[start of Dataset excerpts]
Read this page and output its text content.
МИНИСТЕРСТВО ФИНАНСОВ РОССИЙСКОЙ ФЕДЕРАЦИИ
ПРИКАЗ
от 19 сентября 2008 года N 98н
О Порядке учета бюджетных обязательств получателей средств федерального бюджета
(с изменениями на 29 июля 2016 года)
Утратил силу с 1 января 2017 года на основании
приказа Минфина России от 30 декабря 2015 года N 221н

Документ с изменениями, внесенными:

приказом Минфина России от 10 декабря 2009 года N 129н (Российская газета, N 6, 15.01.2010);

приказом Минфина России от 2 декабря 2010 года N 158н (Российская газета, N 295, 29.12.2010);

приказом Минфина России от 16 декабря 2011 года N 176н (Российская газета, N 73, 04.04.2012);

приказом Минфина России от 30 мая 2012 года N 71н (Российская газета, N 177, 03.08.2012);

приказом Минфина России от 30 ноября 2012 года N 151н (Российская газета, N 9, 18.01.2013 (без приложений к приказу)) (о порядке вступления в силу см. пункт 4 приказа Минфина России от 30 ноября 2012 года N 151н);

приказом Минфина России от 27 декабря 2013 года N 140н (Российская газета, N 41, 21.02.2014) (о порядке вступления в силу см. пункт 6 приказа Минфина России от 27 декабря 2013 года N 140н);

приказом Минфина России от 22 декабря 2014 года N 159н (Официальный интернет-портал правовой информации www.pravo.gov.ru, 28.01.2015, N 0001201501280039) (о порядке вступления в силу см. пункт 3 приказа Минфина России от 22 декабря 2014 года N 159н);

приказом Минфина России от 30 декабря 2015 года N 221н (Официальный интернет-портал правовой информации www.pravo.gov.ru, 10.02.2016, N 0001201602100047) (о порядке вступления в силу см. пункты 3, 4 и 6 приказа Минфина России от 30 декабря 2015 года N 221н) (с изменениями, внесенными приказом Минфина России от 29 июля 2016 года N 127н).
[end of Dataset excerpts]
» What to work on
Look over the listing above. Pick out and copy every line that includes "правовой".

» Exercise solution
приказом Минфина России от 22 декабря 2014 года N 159н (Официальный интернет-портал правовой информации www.pravo.gov.ru, 28.01.2015, N 0001201501280039) (о порядке вступления в силу см. пункт 3 приказа Минфина России от 22 декабря 2014 года N 159н);
приказом Минфина России от 30 декабря 2015 года N 221н (Официальный интернет-портал правовой информации www.pravo.gov.ru, 10.02.2016, N 0001201602100047) (о порядке вступления в силу см. пункты 3, 4 и 6 приказа Минфина России от 30 декабря 2015 года N 221н) (с изменениями, внесенными приказом Минфина России от 29 июля 2016 года N 127н).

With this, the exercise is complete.